- [Work request A] Reproduce the blog post about Red's GastroGard treatment, everything from "Speaking of, ten" down to "to cover it.".
- [Work request B] Extend the blog post about Red's GastroGard treatment past its final sentence, writing the passage that would come next.

- [Excerpted text]
Thursday, December 8, 2011

No news is good news

I got ten tubes of the GastroGard ordered yesterday morning after teaming up with SmartPak who had to call the vet's secretary twice after I had already called her. Honestly, I don't think I've ever dealt with helpful vet secretaries. They always make you feel like you're seriously inconviencing them by calling. Well, sooorry. My five million dollar vet bill is paying your salary, sweets.

Speaking of, ten tubes? $398. Yep. The whole six weeks is going to be $1,540. Sweet. Baby. Jesus. If anyone has a spare tube of GastroGard laying around, send it our way, please! I honestly have no earthly idea how we're going to cover it.

Red was fine yesterday morning. BM said when she went to give him the Gastri-Soothe, she went in sans halter figuring she could just poke it down his throat quickly and put him out. Apparently Red was not down with this plan and, while she got ahold of his blanket, he spun her around the stall several times before she gave up and wrangled him with the halter and lead rope.

It was raining steadily yesterday, but everyone was in the top of the field anyway. I took Red's temp (100.2) while feeding him cookies (this is more difficult than it seems--Red is very bendy), then grabbed Spyder to take him for a spin.

- [Supplied material]

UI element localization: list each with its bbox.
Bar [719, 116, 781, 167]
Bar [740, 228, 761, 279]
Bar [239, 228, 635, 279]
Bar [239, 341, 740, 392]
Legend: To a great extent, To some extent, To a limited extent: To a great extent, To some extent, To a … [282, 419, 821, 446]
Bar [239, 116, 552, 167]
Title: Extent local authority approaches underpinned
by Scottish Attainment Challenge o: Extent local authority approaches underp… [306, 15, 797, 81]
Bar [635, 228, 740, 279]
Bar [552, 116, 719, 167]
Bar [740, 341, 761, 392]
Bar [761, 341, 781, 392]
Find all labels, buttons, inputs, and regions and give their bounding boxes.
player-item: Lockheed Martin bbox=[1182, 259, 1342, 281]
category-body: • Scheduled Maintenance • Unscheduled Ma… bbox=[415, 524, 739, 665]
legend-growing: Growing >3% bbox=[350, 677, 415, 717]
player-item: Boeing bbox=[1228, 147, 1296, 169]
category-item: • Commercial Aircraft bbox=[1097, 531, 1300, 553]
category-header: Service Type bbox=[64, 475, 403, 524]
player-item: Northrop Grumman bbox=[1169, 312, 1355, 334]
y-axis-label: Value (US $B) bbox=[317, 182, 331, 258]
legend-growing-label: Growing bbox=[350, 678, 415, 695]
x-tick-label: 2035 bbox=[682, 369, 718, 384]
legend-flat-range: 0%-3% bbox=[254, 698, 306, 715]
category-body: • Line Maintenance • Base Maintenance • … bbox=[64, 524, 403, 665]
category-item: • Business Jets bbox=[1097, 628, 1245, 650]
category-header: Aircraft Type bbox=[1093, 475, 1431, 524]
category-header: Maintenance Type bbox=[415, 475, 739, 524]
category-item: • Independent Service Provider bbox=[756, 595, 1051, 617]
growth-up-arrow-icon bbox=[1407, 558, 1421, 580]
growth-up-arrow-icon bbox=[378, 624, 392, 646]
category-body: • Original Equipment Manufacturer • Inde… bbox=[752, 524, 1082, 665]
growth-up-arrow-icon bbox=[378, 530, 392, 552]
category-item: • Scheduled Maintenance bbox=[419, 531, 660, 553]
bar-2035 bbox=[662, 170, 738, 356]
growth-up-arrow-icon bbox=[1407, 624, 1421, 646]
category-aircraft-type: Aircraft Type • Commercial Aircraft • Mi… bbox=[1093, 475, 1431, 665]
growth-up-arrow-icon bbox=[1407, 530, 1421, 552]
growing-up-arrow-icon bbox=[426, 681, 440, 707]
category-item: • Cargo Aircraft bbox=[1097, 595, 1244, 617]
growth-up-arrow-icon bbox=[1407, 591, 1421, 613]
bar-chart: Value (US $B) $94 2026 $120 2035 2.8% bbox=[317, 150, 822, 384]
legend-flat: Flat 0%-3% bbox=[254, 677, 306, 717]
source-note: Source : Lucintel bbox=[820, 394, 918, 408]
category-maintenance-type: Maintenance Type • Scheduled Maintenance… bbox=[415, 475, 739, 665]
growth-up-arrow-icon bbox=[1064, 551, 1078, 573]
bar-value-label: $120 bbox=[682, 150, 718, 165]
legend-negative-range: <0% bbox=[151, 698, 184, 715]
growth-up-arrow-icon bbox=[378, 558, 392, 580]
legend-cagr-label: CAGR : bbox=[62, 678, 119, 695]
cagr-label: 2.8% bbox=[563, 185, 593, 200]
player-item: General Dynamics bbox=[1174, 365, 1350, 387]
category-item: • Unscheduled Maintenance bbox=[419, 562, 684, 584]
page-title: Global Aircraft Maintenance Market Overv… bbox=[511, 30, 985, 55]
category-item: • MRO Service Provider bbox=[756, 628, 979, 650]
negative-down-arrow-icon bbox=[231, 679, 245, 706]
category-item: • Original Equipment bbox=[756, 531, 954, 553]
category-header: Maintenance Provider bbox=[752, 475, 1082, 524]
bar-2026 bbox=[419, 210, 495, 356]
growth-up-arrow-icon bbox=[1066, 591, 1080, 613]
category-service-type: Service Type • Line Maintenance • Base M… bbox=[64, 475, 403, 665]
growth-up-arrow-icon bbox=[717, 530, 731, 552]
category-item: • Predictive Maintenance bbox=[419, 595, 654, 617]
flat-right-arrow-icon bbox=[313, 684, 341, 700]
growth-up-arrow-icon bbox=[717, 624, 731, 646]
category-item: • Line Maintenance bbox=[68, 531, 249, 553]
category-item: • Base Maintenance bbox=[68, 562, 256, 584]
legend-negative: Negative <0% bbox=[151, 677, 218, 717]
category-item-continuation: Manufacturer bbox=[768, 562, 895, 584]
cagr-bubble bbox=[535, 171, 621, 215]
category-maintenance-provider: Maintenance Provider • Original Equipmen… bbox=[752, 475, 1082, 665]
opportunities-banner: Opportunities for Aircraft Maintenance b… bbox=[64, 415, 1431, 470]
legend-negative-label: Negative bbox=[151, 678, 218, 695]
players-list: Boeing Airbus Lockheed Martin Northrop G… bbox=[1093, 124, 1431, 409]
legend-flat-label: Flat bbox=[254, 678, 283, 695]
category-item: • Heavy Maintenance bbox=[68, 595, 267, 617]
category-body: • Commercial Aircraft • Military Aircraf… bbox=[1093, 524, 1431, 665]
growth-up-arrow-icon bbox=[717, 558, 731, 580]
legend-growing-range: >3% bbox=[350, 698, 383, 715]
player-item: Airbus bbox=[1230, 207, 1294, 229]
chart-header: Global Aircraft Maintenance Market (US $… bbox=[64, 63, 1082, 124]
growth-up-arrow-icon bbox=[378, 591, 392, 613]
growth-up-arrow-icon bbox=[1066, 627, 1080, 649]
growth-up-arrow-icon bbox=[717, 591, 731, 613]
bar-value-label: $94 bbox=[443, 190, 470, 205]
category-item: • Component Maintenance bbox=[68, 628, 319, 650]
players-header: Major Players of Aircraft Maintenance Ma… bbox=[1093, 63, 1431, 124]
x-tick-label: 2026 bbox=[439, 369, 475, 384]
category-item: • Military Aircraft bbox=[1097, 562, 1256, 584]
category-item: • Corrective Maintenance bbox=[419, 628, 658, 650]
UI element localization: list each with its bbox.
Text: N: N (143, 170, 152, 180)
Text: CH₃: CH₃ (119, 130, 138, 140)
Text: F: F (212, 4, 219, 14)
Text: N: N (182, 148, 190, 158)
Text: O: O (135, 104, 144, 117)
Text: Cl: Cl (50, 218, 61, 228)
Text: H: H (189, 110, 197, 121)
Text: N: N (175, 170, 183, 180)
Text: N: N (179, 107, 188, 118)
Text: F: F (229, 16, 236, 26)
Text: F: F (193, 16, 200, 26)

- [Response box A]
Speaking of, ten tubes? $398. Yep. The whole six weeks is going to be $1,540. Sweet. Baby. Jesus. If anyone has a spare tube of GastroGard laying around, send it our way, please! I honestly have no earthly idea how we're going to cover it.

- [Response box B]
I really like Spyder. If I was so extremely loaded that I didn't even notice a $1,500 medication bill, I would buy him in a heart beat. He would make a seriously fancy eventer. He's got the build and movement a dressage rider would fall over and die for. He's so correctly built, and his movement is so uphill he almost feels like a Fresian when he canters. And while he's still green as grass, he's got a great sense of natural balance and he is so willing.

I started him off to the right which is what I do for all greenie OTTBs--TBs warm up to the right on the track and when you turn them around to go left, it means go time. I find starting right keeps them a little more focused. Spyder doesn't get ridden much, so he was pretty quick to start out. We did loads of serpentines, small circles, big circles, and spiraling circles. As hard as he tries to understand, he really has to be ridden every single step. If you stop riding him on a circle, he won't finish up on his own accord--he veers off in whatever direction seems best, which is usually the opposite you want him to go. We did a brief canter in each direction (so nice to ride a horse that picks up its leads automatically!), then called it quits. As much as I love Red's smooth as glass gaits, Spyder is really fun to ride.

I brought Red in when I was done since he had come down to the run-in. It was pouring by this time and his sheet was soaked so I got him changed into his winter blanket (which was actually Bobby's since his his dirty and therefore hangs off his butt a good five inches). The only time he bothered to look up from his hay was when he heard a peppermint wrapper, which made him turn into a rapist.

"FEED ME!!"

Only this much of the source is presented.